-- Start Information supplied --
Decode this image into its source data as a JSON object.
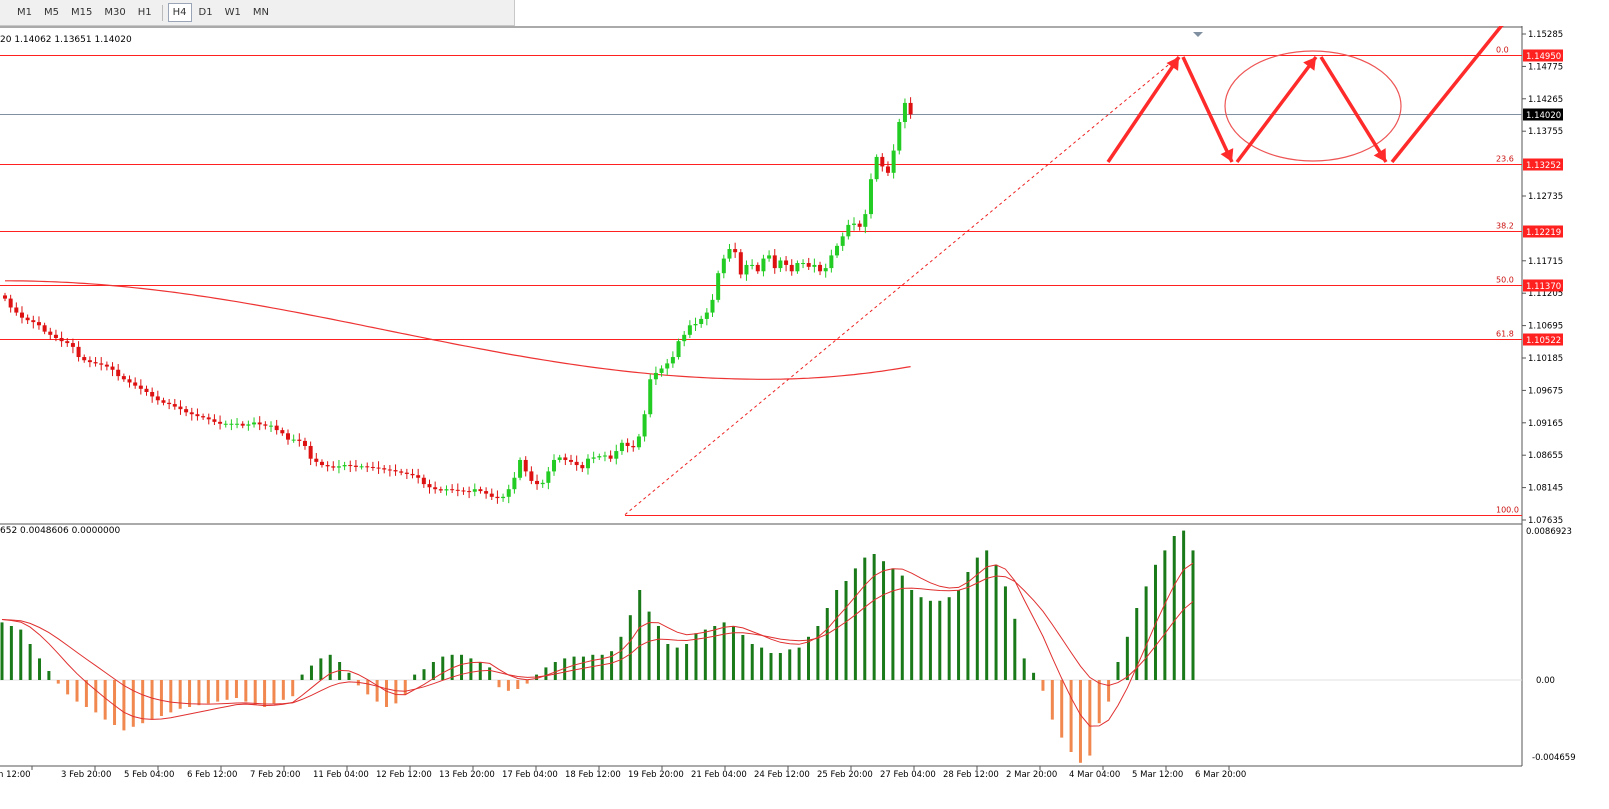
{
  "toolbar": {
    "timeframes": [
      "M1",
      "M5",
      "M15",
      "M30",
      "H1",
      "H4",
      "D1",
      "W1",
      "MN"
    ],
    "active": "H4"
  },
  "price_info": "20 1.14062 1.13651 1.14020",
  "indicator_info": "652 0.0048606 0.0000000",
  "price_axis": {
    "ticks": [
      "1.15285",
      "1.14775",
      "1.14265",
      "1.13755",
      "1.12735",
      "1.11715",
      "1.11205",
      "1.10695",
      "1.10185",
      "1.09675",
      "1.09165",
      "1.08655",
      "1.08145",
      "1.07635"
    ],
    "current_price": "1.14020",
    "fib_levels": [
      {
        "ratio": "0.0",
        "price": "1.14950"
      },
      {
        "ratio": "23.6",
        "price": "1.13252"
      },
      {
        "ratio": "38.2",
        "price": "1.12219"
      },
      {
        "ratio": "50.0",
        "price": "1.11370"
      },
      {
        "ratio": "61.8",
        "price": "1.10522"
      },
      {
        "ratio": "100.0",
        "price": ""
      }
    ]
  },
  "indicator_axis": {
    "ticks": [
      "0.0086923",
      "0.00",
      "-0.004659"
    ]
  },
  "time_axis": {
    "labels": [
      "n 12:00",
      "3 Feb 20:00",
      "5 Feb 04:00",
      "6 Feb 12:00",
      "7 Feb 20:00",
      "11 Feb 04:00",
      "12 Feb 12:00",
      "13 Feb 20:00",
      "17 Feb 04:00",
      "18 Feb 12:00",
      "19 Feb 20:00",
      "21 Feb 04:00",
      "24 Feb 12:00",
      "25 Feb 20:00",
      "27 Feb 04:00",
      "28 Feb 12:00",
      "2 Mar 20:00",
      "4 Mar 04:00",
      "5 Mar 12:00",
      "6 Mar 20:00"
    ]
  },
  "colors": {
    "bull": "#22cc22",
    "bear": "#dd1111",
    "level": "#ff2020",
    "fibText": "#cc1111",
    "accent": "#ff2a2a",
    "histPos": "#1a7a1a",
    "histNeg": "#f08850",
    "grid": "#cfcfcf"
  },
  "chart_data": {
    "type": "candlestick",
    "closes": [
      1.1112,
      1.1098,
      1.109,
      1.1082,
      1.1078,
      1.1075,
      1.107,
      1.106,
      1.1055,
      1.105,
      1.1045,
      1.1042,
      1.1036,
      1.102,
      1.1015,
      1.1012,
      1.101,
      1.1008,
      1.1005,
      1.1,
      1.099,
      1.0985,
      1.098,
      1.0975,
      1.097,
      1.0965,
      1.0958,
      1.0952,
      1.0948,
      1.0946,
      1.0942,
      1.0938,
      1.0933,
      1.093,
      1.0927,
      1.0925,
      1.0922,
      1.0918,
      1.0915,
      1.0915,
      1.0915,
      1.0915,
      1.0912,
      1.0914,
      1.0917,
      1.0914,
      1.0912,
      1.0912,
      1.0905,
      1.09,
      1.089,
      1.089,
      1.0888,
      1.088,
      1.086,
      1.0855,
      1.085,
      1.0848,
      1.0846,
      1.0848,
      1.085,
      1.0849,
      1.0847,
      1.0848,
      1.0847,
      1.0846,
      1.0845,
      1.0843,
      1.0842,
      1.084,
      1.0838,
      1.0836,
      1.0834,
      1.083,
      1.082,
      1.0815,
      1.0812,
      1.081,
      1.0812,
      1.0811,
      1.081,
      1.0809,
      1.0808,
      1.0812,
      1.0809,
      1.0805,
      1.08,
      1.0798,
      1.08,
      1.0812,
      1.083,
      1.0858,
      1.084,
      1.0825,
      1.082,
      1.0822,
      1.084,
      1.0858,
      1.0862,
      1.0858,
      1.0855,
      1.085,
      1.0845,
      1.086,
      1.0862,
      1.0864,
      1.0865,
      1.086,
      1.0872,
      1.0885,
      1.088,
      1.0878,
      1.0895,
      1.093,
      1.0985,
      1.0995,
      1.1002,
      1.101,
      1.102,
      1.1045,
      1.1055,
      1.107,
      1.1072,
      1.108,
      1.109,
      1.111,
      1.1152,
      1.1175,
      1.119,
      1.1185,
      1.115,
      1.1165,
      1.1165,
      1.1155,
      1.1175,
      1.118,
      1.116,
      1.1172,
      1.1165,
      1.1155,
      1.1168,
      1.1168,
      1.1162,
      1.1165,
      1.1155,
      1.116,
      1.118,
      1.1195,
      1.121,
      1.1228,
      1.123,
      1.1225,
      1.1245,
      1.13,
      1.1335,
      1.132,
      1.131,
      1.1345,
      1.139,
      1.142,
      1.1402
    ],
    "ma": {
      "start": 1.114,
      "mid": 1.0985,
      "end": 1.1005
    },
    "fib": {
      "high": 1.1495,
      "low": 1.0772
    },
    "projection_arrows": "zigzag",
    "macd_hist": [
      0.0032,
      0.003,
      0.0028,
      0.002,
      0.0012,
      0.0005,
      -0.0002,
      -0.0008,
      -0.0012,
      -0.0015,
      -0.0018,
      -0.0022,
      -0.0025,
      -0.0028,
      -0.0026,
      -0.0024,
      -0.0022,
      -0.002,
      -0.0018,
      -0.0016,
      -0.0015,
      -0.0014,
      -0.0013,
      -0.0012,
      -0.0011,
      -0.001,
      -0.0012,
      -0.0014,
      -0.0015,
      -0.0013,
      -0.0011,
      -0.0009,
      0.0003,
      0.0008,
      0.0012,
      0.0014,
      0.001,
      0.0004,
      -0.0003,
      -0.0008,
      -0.0012,
      -0.0015,
      -0.0013,
      -0.0008,
      0.0003,
      0.0006,
      0.001,
      0.0013,
      0.0014,
      0.0014,
      0.0012,
      0.001,
      0.0007,
      -0.0004,
      -0.0006,
      -0.0005,
      -0.0002,
      0.0003,
      0.0007,
      0.001,
      0.0012,
      0.0013,
      0.0013,
      0.0014,
      0.0014,
      0.0016,
      0.0024,
      0.0036,
      0.005,
      0.0038,
      0.003,
      0.002,
      0.0018,
      0.002,
      0.0026,
      0.0028,
      0.003,
      0.0032,
      0.003,
      0.0025,
      0.002,
      0.0018,
      0.0015,
      0.0015,
      0.0017,
      0.0018,
      0.0024,
      0.003,
      0.004,
      0.005,
      0.0055,
      0.0062,
      0.0068,
      0.007,
      0.0066,
      0.0062,
      0.0058,
      0.005,
      0.0046,
      0.0044,
      0.0044,
      0.0046,
      0.005,
      0.006,
      0.0068,
      0.0072,
      0.0064,
      0.0052,
      0.0034,
      0.0012,
      0.0004,
      -0.0006,
      -0.0022,
      -0.0032,
      -0.004,
      -0.0046,
      -0.0042,
      -0.0024,
      -0.0012,
      0.001,
      0.0024,
      0.004,
      0.0052,
      0.0064,
      0.0072,
      0.008,
      0.0083,
      0.0072
    ]
  }
}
-- End Information supplied --
Directive: Return each line exactly as written. Any picture gets left out.

Result of this task:
Decode this image into its source data as a JSON object.
{
  "toolbar": {
    "timeframes": [
      "M1",
      "M5",
      "M15",
      "M30",
      "H1",
      "H4",
      "D1",
      "W1",
      "MN"
    ],
    "active": "H4"
  },
  "price_info": "20 1.14062 1.13651 1.14020",
  "indicator_info": "652 0.0048606 0.0000000",
  "price_axis": {
    "ticks": [
      "1.15285",
      "1.14775",
      "1.14265",
      "1.13755",
      "1.12735",
      "1.11715",
      "1.11205",
      "1.10695",
      "1.10185",
      "1.09675",
      "1.09165",
      "1.08655",
      "1.08145",
      "1.07635"
    ],
    "current_price": "1.14020",
    "fib_levels": [
      {
        "ratio": "0.0",
        "price": "1.14950"
      },
      {
        "ratio": "23.6",
        "price": "1.13252"
      },
      {
        "ratio": "38.2",
        "price": "1.12219"
      },
      {
        "ratio": "50.0",
        "price": "1.11370"
      },
      {
        "ratio": "61.8",
        "price": "1.10522"
      },
      {
        "ratio": "100.0",
        "price": ""
      }
    ]
  },
  "indicator_axis": {
    "ticks": [
      "0.0086923",
      "0.00",
      "-0.004659"
    ]
  },
  "time_axis": {
    "labels": [
      "n 12:00",
      "3 Feb 20:00",
      "5 Feb 04:00",
      "6 Feb 12:00",
      "7 Feb 20:00",
      "11 Feb 04:00",
      "12 Feb 12:00",
      "13 Feb 20:00",
      "17 Feb 04:00",
      "18 Feb 12:00",
      "19 Feb 20:00",
      "21 Feb 04:00",
      "24 Feb 12:00",
      "25 Feb 20:00",
      "27 Feb 04:00",
      "28 Feb 12:00",
      "2 Mar 20:00",
      "4 Mar 04:00",
      "5 Mar 12:00",
      "6 Mar 20:00"
    ]
  },
  "colors": {
    "bull": "#22cc22",
    "bear": "#dd1111",
    "level": "#ff2020",
    "fibText": "#cc1111",
    "accent": "#ff2a2a",
    "histPos": "#1a7a1a",
    "histNeg": "#f08850",
    "grid": "#cfcfcf"
  },
  "chart_data": {
    "type": "candlestick",
    "closes": [
      1.1112,
      1.1098,
      1.109,
      1.1082,
      1.1078,
      1.1075,
      1.107,
      1.106,
      1.1055,
      1.105,
      1.1045,
      1.1042,
      1.1036,
      1.102,
      1.1015,
      1.1012,
      1.101,
      1.1008,
      1.1005,
      1.1,
      1.099,
      1.0985,
      1.098,
      1.0975,
      1.097,
      1.0965,
      1.0958,
      1.0952,
      1.0948,
      1.0946,
      1.0942,
      1.0938,
      1.0933,
      1.093,
      1.0927,
      1.0925,
      1.0922,
      1.0918,
      1.0915,
      1.0915,
      1.0915,
      1.0915,
      1.0912,
      1.0914,
      1.0917,
      1.0914,
      1.0912,
      1.0912,
      1.0905,
      1.09,
      1.089,
      1.089,
      1.0888,
      1.088,
      1.086,
      1.0855,
      1.085,
      1.0848,
      1.0846,
      1.0848,
      1.085,
      1.0849,
      1.0847,
      1.0848,
      1.0847,
      1.0846,
      1.0845,
      1.0843,
      1.0842,
      1.084,
      1.0838,
      1.0836,
      1.0834,
      1.083,
      1.082,
      1.0815,
      1.0812,
      1.081,
      1.0812,
      1.0811,
      1.081,
      1.0809,
      1.0808,
      1.0812,
      1.0809,
      1.0805,
      1.08,
      1.0798,
      1.08,
      1.0812,
      1.083,
      1.0858,
      1.084,
      1.0825,
      1.082,
      1.0822,
      1.084,
      1.0858,
      1.0862,
      1.0858,
      1.0855,
      1.085,
      1.0845,
      1.086,
      1.0862,
      1.0864,
      1.0865,
      1.086,
      1.0872,
      1.0885,
      1.088,
      1.0878,
      1.0895,
      1.093,
      1.0985,
      1.0995,
      1.1002,
      1.101,
      1.102,
      1.1045,
      1.1055,
      1.107,
      1.1072,
      1.108,
      1.109,
      1.111,
      1.1152,
      1.1175,
      1.119,
      1.1185,
      1.115,
      1.1165,
      1.1165,
      1.1155,
      1.1175,
      1.118,
      1.116,
      1.1172,
      1.1165,
      1.1155,
      1.1168,
      1.1168,
      1.1162,
      1.1165,
      1.1155,
      1.116,
      1.118,
      1.1195,
      1.121,
      1.1228,
      1.123,
      1.1225,
      1.1245,
      1.13,
      1.1335,
      1.132,
      1.131,
      1.1345,
      1.139,
      1.142,
      1.1402
    ],
    "ma": {
      "start": 1.114,
      "mid": 1.0985,
      "end": 1.1005
    },
    "fib": {
      "high": 1.1495,
      "low": 1.0772
    },
    "projection_arrows": "zigzag",
    "macd_hist": [
      0.0032,
      0.003,
      0.0028,
      0.002,
      0.0012,
      0.0005,
      -0.0002,
      -0.0008,
      -0.0012,
      -0.0015,
      -0.0018,
      -0.0022,
      -0.0025,
      -0.0028,
      -0.0026,
      -0.0024,
      -0.0022,
      -0.002,
      -0.0018,
      -0.0016,
      -0.0015,
      -0.0014,
      -0.0013,
      -0.0012,
      -0.0011,
      -0.001,
      -0.0012,
      -0.0014,
      -0.0015,
      -0.0013,
      -0.0011,
      -0.0009,
      0.0003,
      0.0008,
      0.0012,
      0.0014,
      0.001,
      0.0004,
      -0.0003,
      -0.0008,
      -0.0012,
      -0.0015,
      -0.0013,
      -0.0008,
      0.0003,
      0.0006,
      0.001,
      0.0013,
      0.0014,
      0.0014,
      0.0012,
      0.001,
      0.0007,
      -0.0004,
      -0.0006,
      -0.0005,
      -0.0002,
      0.0003,
      0.0007,
      0.001,
      0.0012,
      0.0013,
      0.0013,
      0.0014,
      0.0014,
      0.0016,
      0.0024,
      0.0036,
      0.005,
      0.0038,
      0.003,
      0.002,
      0.0018,
      0.002,
      0.0026,
      0.0028,
      0.003,
      0.0032,
      0.003,
      0.0025,
      0.002,
      0.0018,
      0.0015,
      0.0015,
      0.0017,
      0.0018,
      0.0024,
      0.003,
      0.004,
      0.005,
      0.0055,
      0.0062,
      0.0068,
      0.007,
      0.0066,
      0.0062,
      0.0058,
      0.005,
      0.0046,
      0.0044,
      0.0044,
      0.0046,
      0.005,
      0.006,
      0.0068,
      0.0072,
      0.0064,
      0.0052,
      0.0034,
      0.0012,
      0.0004,
      -0.0006,
      -0.0022,
      -0.0032,
      -0.004,
      -0.0046,
      -0.0042,
      -0.0024,
      -0.0012,
      0.001,
      0.0024,
      0.004,
      0.0052,
      0.0064,
      0.0072,
      0.008,
      0.0083,
      0.0072
    ]
  }
}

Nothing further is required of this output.